● Extrait du texte:
□ □ □ □ □ □ □

Thomas Lebrun ( Chorégraphie ) , David-François Moreau ( Direction musicale )


: Entretien avec Thomas Lebrun

Propos recueillis par Renan Benyamina.

D’où vous est venue l’idée de travailler sur des Lieder allemands ?


Thomas Lebrun : La forme du Lied m’est familière depuis longtemps. J’ai commencé à danser au sein d’une école, dans le Nord, qui privilégiait le courant expressionniste, non académique, une vision de la danse dans le sillage de Jacqueline Robinson. J’ai le souvenir d’y avoir dansé des soli sur des Lieder vers dix-huit ans. Je devais alors avoir une approche particulièrement généreuse, lyrique de ces Lieder. Par la suite, j’ai rejoint des chorégraphes comme Bernard Glandier ou Daniel Larrieu, davantage inscrits dans une écriture ciselée et poétique. Ces parcours parallèles sont, j’en suis conscient, repérables dans mon travail et ont construit intimement mon parcours de chorégraphe.


Comment transformez-vous ces Lieder en matière chorégraphique ?


Les Lieder développent presque toujours les mêmes thèmes : l’amour, la nature, la mort, l’errance. Dans le premier acte de Lied Ballet, nous travaillons sur la totalité de ces thèmes. Nous ne racontons pas d’histoire, les textes sont brefs. Certaines phrases de Lieder comme celle-ci d’Alban Berg : « Le printemps est sérieux, ses rêves sont tristes, chaque fleur semble bouger sous la douleur, une mélancolie secrète tremble dans le chant du Rossignol », sont de formidables bases pour développer une écriture chorégraphique singulière. Chacun des huit textes que j’ai retenus est traité selon des modalités différentes, à partir de contraintes et de consignes spécifiques.

□ □ □ □ □ □ □

● Données:
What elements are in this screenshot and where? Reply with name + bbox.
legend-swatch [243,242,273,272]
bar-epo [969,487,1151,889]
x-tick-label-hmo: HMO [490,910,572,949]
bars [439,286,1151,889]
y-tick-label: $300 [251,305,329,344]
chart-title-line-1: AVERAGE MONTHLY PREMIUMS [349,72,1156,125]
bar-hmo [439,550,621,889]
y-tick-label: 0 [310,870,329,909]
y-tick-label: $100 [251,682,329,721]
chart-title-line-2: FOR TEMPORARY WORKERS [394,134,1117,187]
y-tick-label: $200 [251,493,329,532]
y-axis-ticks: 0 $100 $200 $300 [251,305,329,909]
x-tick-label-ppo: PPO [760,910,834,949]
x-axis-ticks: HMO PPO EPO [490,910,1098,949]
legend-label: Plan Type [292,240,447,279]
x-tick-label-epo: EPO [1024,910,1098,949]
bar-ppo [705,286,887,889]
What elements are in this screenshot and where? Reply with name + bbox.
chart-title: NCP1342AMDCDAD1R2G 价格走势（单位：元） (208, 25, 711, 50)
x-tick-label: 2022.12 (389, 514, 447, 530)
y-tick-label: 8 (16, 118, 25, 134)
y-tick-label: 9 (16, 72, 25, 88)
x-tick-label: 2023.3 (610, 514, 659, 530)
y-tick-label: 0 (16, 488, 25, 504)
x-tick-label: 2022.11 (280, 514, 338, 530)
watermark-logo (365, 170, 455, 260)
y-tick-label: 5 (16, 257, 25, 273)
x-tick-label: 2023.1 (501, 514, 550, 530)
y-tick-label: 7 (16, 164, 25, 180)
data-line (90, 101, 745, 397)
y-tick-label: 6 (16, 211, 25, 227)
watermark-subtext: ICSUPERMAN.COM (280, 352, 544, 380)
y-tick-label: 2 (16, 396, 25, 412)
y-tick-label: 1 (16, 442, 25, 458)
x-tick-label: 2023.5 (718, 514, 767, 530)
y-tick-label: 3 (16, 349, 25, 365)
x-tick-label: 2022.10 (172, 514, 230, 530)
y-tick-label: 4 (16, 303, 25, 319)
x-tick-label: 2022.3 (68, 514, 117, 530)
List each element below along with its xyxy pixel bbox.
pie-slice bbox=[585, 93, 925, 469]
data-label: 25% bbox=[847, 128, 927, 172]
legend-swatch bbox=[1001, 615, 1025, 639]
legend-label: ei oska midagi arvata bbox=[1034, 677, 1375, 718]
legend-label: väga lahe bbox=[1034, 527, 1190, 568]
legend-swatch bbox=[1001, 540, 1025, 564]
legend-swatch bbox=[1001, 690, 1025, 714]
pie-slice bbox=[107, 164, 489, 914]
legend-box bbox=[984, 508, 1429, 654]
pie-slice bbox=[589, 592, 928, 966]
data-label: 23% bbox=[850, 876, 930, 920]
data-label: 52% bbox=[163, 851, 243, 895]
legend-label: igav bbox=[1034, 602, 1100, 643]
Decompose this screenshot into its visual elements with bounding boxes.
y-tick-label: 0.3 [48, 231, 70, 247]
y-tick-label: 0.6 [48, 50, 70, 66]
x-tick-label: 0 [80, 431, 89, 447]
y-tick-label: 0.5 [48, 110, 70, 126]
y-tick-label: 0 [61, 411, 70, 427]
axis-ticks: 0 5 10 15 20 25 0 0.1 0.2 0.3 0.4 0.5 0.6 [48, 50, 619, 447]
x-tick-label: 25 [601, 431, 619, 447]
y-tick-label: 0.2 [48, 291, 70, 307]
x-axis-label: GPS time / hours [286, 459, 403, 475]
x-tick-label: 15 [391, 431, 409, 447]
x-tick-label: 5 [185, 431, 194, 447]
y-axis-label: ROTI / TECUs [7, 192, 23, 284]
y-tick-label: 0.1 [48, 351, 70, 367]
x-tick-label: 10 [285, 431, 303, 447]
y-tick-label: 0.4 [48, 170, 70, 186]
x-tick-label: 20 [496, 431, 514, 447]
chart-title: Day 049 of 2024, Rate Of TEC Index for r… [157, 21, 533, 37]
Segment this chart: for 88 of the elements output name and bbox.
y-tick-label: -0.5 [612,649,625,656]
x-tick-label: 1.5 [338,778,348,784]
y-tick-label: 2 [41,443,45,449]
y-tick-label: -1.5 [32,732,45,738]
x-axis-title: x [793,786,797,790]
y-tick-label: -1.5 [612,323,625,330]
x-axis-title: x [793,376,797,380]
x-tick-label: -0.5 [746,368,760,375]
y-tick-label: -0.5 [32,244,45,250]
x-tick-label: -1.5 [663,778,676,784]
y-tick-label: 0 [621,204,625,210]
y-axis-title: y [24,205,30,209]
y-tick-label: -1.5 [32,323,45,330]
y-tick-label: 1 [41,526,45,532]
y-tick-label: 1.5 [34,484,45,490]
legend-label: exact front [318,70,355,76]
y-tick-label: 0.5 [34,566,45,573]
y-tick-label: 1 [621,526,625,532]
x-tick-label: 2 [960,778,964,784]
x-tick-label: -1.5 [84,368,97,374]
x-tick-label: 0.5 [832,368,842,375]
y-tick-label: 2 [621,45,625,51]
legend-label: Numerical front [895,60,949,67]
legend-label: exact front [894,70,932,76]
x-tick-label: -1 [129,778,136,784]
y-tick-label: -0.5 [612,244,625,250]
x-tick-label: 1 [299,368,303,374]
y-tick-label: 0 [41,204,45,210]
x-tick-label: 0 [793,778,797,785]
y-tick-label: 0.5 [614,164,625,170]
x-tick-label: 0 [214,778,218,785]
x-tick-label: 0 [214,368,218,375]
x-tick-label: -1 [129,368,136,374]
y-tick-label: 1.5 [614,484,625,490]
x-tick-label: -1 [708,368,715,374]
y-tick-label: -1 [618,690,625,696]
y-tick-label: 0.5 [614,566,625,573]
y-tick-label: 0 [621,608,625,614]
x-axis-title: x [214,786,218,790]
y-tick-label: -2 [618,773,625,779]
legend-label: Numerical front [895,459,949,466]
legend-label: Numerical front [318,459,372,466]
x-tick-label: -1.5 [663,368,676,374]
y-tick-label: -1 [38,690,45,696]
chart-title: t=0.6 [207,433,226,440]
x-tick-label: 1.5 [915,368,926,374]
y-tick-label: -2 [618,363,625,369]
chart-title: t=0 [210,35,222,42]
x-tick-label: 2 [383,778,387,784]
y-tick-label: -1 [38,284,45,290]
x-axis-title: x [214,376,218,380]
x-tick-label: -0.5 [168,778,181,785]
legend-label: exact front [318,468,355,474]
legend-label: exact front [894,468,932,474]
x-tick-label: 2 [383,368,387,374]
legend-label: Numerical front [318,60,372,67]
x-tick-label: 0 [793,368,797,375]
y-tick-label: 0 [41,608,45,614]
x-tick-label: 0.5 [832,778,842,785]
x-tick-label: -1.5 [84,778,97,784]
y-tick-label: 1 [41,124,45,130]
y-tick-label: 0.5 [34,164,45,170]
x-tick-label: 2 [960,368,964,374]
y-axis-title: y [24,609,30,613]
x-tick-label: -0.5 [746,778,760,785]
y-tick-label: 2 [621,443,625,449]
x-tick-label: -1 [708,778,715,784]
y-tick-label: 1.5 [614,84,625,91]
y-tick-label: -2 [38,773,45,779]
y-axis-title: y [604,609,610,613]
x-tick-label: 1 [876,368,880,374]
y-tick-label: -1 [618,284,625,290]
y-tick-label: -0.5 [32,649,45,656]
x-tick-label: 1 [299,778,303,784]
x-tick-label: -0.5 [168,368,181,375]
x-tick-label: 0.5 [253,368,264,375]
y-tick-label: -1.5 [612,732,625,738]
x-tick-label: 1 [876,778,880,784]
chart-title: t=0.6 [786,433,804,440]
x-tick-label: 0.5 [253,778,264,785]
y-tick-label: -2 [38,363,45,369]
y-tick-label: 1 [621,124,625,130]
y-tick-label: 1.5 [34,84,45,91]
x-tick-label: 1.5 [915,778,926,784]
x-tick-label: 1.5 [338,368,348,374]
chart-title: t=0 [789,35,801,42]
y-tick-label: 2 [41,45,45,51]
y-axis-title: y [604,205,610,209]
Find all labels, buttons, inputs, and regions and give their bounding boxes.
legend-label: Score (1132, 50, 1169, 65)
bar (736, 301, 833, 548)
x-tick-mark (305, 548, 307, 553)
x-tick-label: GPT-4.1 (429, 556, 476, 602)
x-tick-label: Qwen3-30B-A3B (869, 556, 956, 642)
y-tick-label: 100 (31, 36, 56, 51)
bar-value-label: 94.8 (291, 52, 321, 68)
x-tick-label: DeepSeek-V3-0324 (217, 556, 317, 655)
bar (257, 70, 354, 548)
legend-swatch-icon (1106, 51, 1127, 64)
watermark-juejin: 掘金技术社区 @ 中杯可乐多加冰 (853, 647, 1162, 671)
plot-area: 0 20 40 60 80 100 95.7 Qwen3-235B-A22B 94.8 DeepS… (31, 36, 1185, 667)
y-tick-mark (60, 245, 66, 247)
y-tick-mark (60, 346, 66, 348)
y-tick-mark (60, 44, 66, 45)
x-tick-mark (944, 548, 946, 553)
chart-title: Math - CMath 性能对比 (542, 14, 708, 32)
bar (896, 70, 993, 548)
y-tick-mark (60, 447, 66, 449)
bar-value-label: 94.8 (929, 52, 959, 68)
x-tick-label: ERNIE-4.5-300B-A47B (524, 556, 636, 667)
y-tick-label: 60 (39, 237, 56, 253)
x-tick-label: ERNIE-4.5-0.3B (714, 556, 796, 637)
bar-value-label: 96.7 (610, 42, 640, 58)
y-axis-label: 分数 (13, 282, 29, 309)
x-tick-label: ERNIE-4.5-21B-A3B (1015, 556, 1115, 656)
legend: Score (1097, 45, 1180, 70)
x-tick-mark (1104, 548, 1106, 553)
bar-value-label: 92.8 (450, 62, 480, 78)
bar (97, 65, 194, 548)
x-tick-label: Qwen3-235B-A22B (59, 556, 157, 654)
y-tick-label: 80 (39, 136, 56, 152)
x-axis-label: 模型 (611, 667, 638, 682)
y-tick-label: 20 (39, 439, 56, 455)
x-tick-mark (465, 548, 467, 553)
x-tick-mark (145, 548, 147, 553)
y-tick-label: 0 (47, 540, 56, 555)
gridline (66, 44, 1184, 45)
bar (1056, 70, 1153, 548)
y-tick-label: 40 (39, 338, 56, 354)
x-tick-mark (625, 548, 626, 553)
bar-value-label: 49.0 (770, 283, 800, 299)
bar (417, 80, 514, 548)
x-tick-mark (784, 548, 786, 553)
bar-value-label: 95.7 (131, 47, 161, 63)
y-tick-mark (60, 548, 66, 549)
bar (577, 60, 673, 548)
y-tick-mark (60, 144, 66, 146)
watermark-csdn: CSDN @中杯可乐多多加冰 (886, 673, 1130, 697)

□ □ □ □ □ □ □

● Objectif: Recopiez sans rien changer le passage de l'entretien avec Thomas Lebrun qui va de « Thomas Lebrun : La » à « en matière chorégraphique ? ».

● Résultat ci-dessous:
Thomas Lebrun : La forme du Lied m’est familière depuis longtemps. J’ai commencé à danser au sein d’une école, dans le Nord, qui privilégiait le courant expressionniste, non académique, une vision de la danse dans le sillage de Jacqueline Robinson. J’ai le souvenir d’y avoir dansé des soli sur des Lieder vers dix-huit ans. Je devais alors avoir une approche particulièrement généreuse, lyrique de ces Lieder. Par la suite, j’ai rejoint des chorégraphes comme Bernard Glandier ou Daniel Larrieu, davantage inscrits dans une écriture ciselée et poétique. Ces parcours parallèles sont, j’en suis conscient, repérables dans mon travail et ont construit intimement mon parcours de chorégraphe.


Comment transformez-vous ces Lieder en matière chorégraphique ?